* THE REQUEST *
Quote the entries word for word. Omit the pictures.

======== PROVIDED INFORMATION

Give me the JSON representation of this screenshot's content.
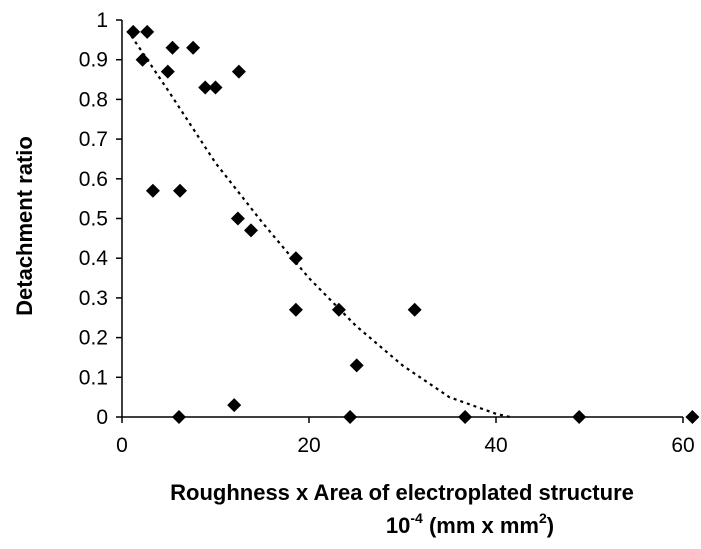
{
  "chart_data": {
    "type": "scatter",
    "title": "",
    "xlabel": "Roughness x Area of electroplated structure",
    "xlabel_line2": {
      "pre": "10",
      "sup1": "-4",
      "mid": " (mm x mm",
      "sup2": "2",
      "post": ")"
    },
    "ylabel": "Detachment ratio",
    "xlim": [
      0,
      60
    ],
    "ylim": [
      0,
      1
    ],
    "xticks": [
      0,
      20,
      40,
      60
    ],
    "yticks": [
      0,
      0.1,
      0.2,
      0.3,
      0.4,
      0.5,
      0.6,
      0.7,
      0.8,
      0.9,
      1
    ],
    "xtick_labels": [
      "0",
      "20",
      "40",
      "60"
    ],
    "ytick_labels": [
      "0",
      "0.1",
      "0.2",
      "0.3",
      "0.4",
      "0.5",
      "0.6",
      "0.7",
      "0.8",
      "0.9",
      "1"
    ],
    "grid": false,
    "marker": "diamond",
    "marker_color": "#000000",
    "points": [
      {
        "x": 1.2,
        "y": 0.97
      },
      {
        "x": 2.7,
        "y": 0.97
      },
      {
        "x": 2.2,
        "y": 0.9
      },
      {
        "x": 5.4,
        "y": 0.93
      },
      {
        "x": 7.6,
        "y": 0.93
      },
      {
        "x": 4.9,
        "y": 0.87
      },
      {
        "x": 8.9,
        "y": 0.83
      },
      {
        "x": 10.0,
        "y": 0.83
      },
      {
        "x": 12.5,
        "y": 0.87
      },
      {
        "x": 3.3,
        "y": 0.57
      },
      {
        "x": 6.2,
        "y": 0.57
      },
      {
        "x": 12.4,
        "y": 0.5
      },
      {
        "x": 13.8,
        "y": 0.47
      },
      {
        "x": 18.6,
        "y": 0.4
      },
      {
        "x": 18.6,
        "y": 0.27
      },
      {
        "x": 23.2,
        "y": 0.27
      },
      {
        "x": 31.3,
        "y": 0.27
      },
      {
        "x": 25.1,
        "y": 0.13
      },
      {
        "x": 12.0,
        "y": 0.03
      },
      {
        "x": 6.1,
        "y": 0.0
      },
      {
        "x": 24.4,
        "y": 0.0
      },
      {
        "x": 36.7,
        "y": 0.0
      },
      {
        "x": 48.9,
        "y": 0.0
      },
      {
        "x": 61.0,
        "y": 0.0
      }
    ],
    "trendline": {
      "style": "dotted",
      "color": "#000000",
      "x": [
        1,
        5,
        10,
        15,
        20,
        25,
        30,
        35,
        40,
        41.5
      ],
      "y": [
        0.96,
        0.82,
        0.64,
        0.49,
        0.35,
        0.23,
        0.13,
        0.05,
        0.008,
        0.0
      ]
    }
  }
}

================

* IN RESPONSE *
Give me the JSON representation of this screenshot's content.
{
  "chart_data": {
    "type": "scatter",
    "title": "",
    "xlabel": "Roughness x Area of electroplated structure",
    "xlabel_line2": {
      "pre": "10",
      "sup1": "-4",
      "mid": " (mm x mm",
      "sup2": "2",
      "post": ")"
    },
    "ylabel": "Detachment ratio",
    "xlim": [
      0,
      60
    ],
    "ylim": [
      0,
      1
    ],
    "xticks": [
      0,
      20,
      40,
      60
    ],
    "yticks": [
      0,
      0.1,
      0.2,
      0.3,
      0.4,
      0.5,
      0.6,
      0.7,
      0.8,
      0.9,
      1
    ],
    "xtick_labels": [
      "0",
      "20",
      "40",
      "60"
    ],
    "ytick_labels": [
      "0",
      "0.1",
      "0.2",
      "0.3",
      "0.4",
      "0.5",
      "0.6",
      "0.7",
      "0.8",
      "0.9",
      "1"
    ],
    "grid": false,
    "marker": "diamond",
    "marker_color": "#000000",
    "points": [
      {
        "x": 1.2,
        "y": 0.97
      },
      {
        "x": 2.7,
        "y": 0.97
      },
      {
        "x": 2.2,
        "y": 0.9
      },
      {
        "x": 5.4,
        "y": 0.93
      },
      {
        "x": 7.6,
        "y": 0.93
      },
      {
        "x": 4.9,
        "y": 0.87
      },
      {
        "x": 8.9,
        "y": 0.83
      },
      {
        "x": 10.0,
        "y": 0.83
      },
      {
        "x": 12.5,
        "y": 0.87
      },
      {
        "x": 3.3,
        "y": 0.57
      },
      {
        "x": 6.2,
        "y": 0.57
      },
      {
        "x": 12.4,
        "y": 0.5
      },
      {
        "x": 13.8,
        "y": 0.47
      },
      {
        "x": 18.6,
        "y": 0.4
      },
      {
        "x": 18.6,
        "y": 0.27
      },
      {
        "x": 23.2,
        "y": 0.27
      },
      {
        "x": 31.3,
        "y": 0.27
      },
      {
        "x": 25.1,
        "y": 0.13
      },
      {
        "x": 12.0,
        "y": 0.03
      },
      {
        "x": 6.1,
        "y": 0.0
      },
      {
        "x": 24.4,
        "y": 0.0
      },
      {
        "x": 36.7,
        "y": 0.0
      },
      {
        "x": 48.9,
        "y": 0.0
      },
      {
        "x": 61.0,
        "y": 0.0
      }
    ],
    "trendline": {
      "style": "dotted",
      "color": "#000000",
      "x": [
        1,
        5,
        10,
        15,
        20,
        25,
        30,
        35,
        40,
        41.5
      ],
      "y": [
        0.96,
        0.82,
        0.64,
        0.49,
        0.35,
        0.23,
        0.13,
        0.05,
        0.008,
        0.0
      ]
    }
  }
}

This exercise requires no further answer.